▶ [REQUEST]
Every entry should be repeated exactly. Omit the pictures.

▶ [RECORDED INFORMATION]
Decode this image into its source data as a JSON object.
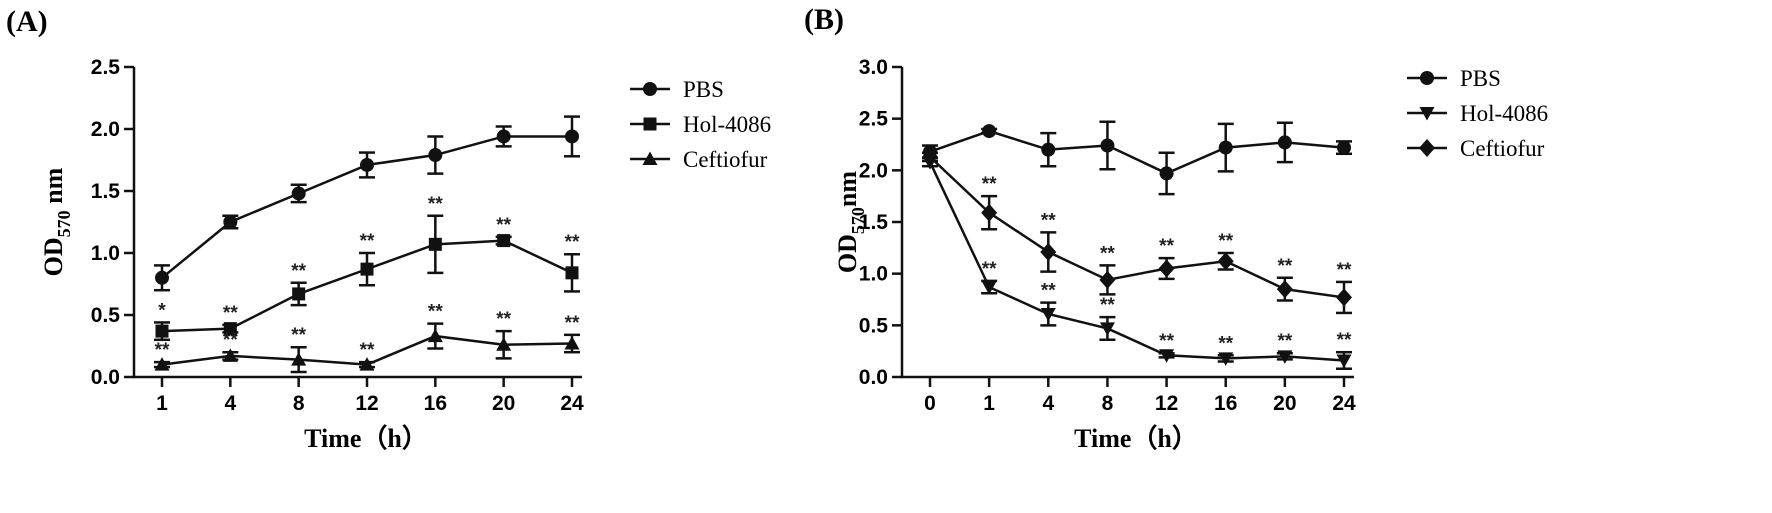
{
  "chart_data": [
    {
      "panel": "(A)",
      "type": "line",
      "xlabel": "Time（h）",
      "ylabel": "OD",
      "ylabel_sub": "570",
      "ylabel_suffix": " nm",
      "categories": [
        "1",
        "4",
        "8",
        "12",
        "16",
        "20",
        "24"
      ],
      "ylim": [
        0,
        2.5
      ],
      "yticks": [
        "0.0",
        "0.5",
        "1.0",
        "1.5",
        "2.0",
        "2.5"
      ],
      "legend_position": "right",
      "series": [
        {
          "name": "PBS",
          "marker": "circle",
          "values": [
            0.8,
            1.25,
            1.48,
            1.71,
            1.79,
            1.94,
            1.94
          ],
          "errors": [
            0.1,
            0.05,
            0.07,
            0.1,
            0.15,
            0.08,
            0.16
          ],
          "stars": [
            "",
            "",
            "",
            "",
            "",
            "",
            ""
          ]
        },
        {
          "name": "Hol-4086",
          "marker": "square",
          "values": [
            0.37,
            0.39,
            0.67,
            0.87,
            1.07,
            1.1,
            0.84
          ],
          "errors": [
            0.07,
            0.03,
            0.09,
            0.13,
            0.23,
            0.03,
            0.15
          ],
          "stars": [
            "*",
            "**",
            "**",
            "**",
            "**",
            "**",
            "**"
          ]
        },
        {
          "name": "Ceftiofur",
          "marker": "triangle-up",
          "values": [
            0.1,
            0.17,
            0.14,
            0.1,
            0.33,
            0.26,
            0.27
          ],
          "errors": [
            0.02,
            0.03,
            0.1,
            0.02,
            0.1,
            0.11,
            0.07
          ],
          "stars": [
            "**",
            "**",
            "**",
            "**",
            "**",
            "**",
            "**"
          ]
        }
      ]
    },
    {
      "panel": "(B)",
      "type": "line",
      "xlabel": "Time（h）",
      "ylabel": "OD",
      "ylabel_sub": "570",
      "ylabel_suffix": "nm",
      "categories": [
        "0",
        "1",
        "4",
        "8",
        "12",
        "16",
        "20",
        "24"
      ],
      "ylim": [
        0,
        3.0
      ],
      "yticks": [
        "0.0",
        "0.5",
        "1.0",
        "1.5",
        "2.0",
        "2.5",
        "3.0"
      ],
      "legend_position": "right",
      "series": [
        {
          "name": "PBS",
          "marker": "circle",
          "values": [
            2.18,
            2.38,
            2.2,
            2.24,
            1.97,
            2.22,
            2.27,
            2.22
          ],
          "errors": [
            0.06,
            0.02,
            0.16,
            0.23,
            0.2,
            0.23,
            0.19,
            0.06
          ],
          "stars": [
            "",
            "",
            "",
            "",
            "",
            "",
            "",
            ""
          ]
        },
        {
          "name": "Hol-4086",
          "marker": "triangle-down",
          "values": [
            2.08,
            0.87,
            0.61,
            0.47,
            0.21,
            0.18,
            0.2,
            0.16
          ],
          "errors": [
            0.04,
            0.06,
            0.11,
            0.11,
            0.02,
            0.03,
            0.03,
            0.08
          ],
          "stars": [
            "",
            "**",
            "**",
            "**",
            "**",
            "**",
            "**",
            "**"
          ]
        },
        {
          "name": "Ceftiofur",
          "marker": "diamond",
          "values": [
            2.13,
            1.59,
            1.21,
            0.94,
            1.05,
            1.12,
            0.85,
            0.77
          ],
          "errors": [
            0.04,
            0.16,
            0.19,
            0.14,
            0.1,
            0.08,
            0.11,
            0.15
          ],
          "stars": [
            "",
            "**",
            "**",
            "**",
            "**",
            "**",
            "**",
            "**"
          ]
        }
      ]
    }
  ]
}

▶ [OUTPUT OF THE TASK]
Decode this image into its source data as a JSON object.
{
  "chart_data": [
    {
      "panel": "(A)",
      "type": "line",
      "xlabel": "Time（h）",
      "ylabel": "OD",
      "ylabel_sub": "570",
      "ylabel_suffix": " nm",
      "categories": [
        "1",
        "4",
        "8",
        "12",
        "16",
        "20",
        "24"
      ],
      "ylim": [
        0,
        2.5
      ],
      "yticks": [
        "0.0",
        "0.5",
        "1.0",
        "1.5",
        "2.0",
        "2.5"
      ],
      "legend_position": "right",
      "series": [
        {
          "name": "PBS",
          "marker": "circle",
          "values": [
            0.8,
            1.25,
            1.48,
            1.71,
            1.79,
            1.94,
            1.94
          ],
          "errors": [
            0.1,
            0.05,
            0.07,
            0.1,
            0.15,
            0.08,
            0.16
          ],
          "stars": [
            "",
            "",
            "",
            "",
            "",
            "",
            ""
          ]
        },
        {
          "name": "Hol-4086",
          "marker": "square",
          "values": [
            0.37,
            0.39,
            0.67,
            0.87,
            1.07,
            1.1,
            0.84
          ],
          "errors": [
            0.07,
            0.03,
            0.09,
            0.13,
            0.23,
            0.03,
            0.15
          ],
          "stars": [
            "*",
            "**",
            "**",
            "**",
            "**",
            "**",
            "**"
          ]
        },
        {
          "name": "Ceftiofur",
          "marker": "triangle-up",
          "values": [
            0.1,
            0.17,
            0.14,
            0.1,
            0.33,
            0.26,
            0.27
          ],
          "errors": [
            0.02,
            0.03,
            0.1,
            0.02,
            0.1,
            0.11,
            0.07
          ],
          "stars": [
            "**",
            "**",
            "**",
            "**",
            "**",
            "**",
            "**"
          ]
        }
      ]
    },
    {
      "panel": "(B)",
      "type": "line",
      "xlabel": "Time（h）",
      "ylabel": "OD",
      "ylabel_sub": "570",
      "ylabel_suffix": "nm",
      "categories": [
        "0",
        "1",
        "4",
        "8",
        "12",
        "16",
        "20",
        "24"
      ],
      "ylim": [
        0,
        3.0
      ],
      "yticks": [
        "0.0",
        "0.5",
        "1.0",
        "1.5",
        "2.0",
        "2.5",
        "3.0"
      ],
      "legend_position": "right",
      "series": [
        {
          "name": "PBS",
          "marker": "circle",
          "values": [
            2.18,
            2.38,
            2.2,
            2.24,
            1.97,
            2.22,
            2.27,
            2.22
          ],
          "errors": [
            0.06,
            0.02,
            0.16,
            0.23,
            0.2,
            0.23,
            0.19,
            0.06
          ],
          "stars": [
            "",
            "",
            "",
            "",
            "",
            "",
            "",
            ""
          ]
        },
        {
          "name": "Hol-4086",
          "marker": "triangle-down",
          "values": [
            2.08,
            0.87,
            0.61,
            0.47,
            0.21,
            0.18,
            0.2,
            0.16
          ],
          "errors": [
            0.04,
            0.06,
            0.11,
            0.11,
            0.02,
            0.03,
            0.03,
            0.08
          ],
          "stars": [
            "",
            "**",
            "**",
            "**",
            "**",
            "**",
            "**",
            "**"
          ]
        },
        {
          "name": "Ceftiofur",
          "marker": "diamond",
          "values": [
            2.13,
            1.59,
            1.21,
            0.94,
            1.05,
            1.12,
            0.85,
            0.77
          ],
          "errors": [
            0.04,
            0.16,
            0.19,
            0.14,
            0.1,
            0.08,
            0.11,
            0.15
          ],
          "stars": [
            "",
            "**",
            "**",
            "**",
            "**",
            "**",
            "**",
            "**"
          ]
        }
      ]
    }
  ]
}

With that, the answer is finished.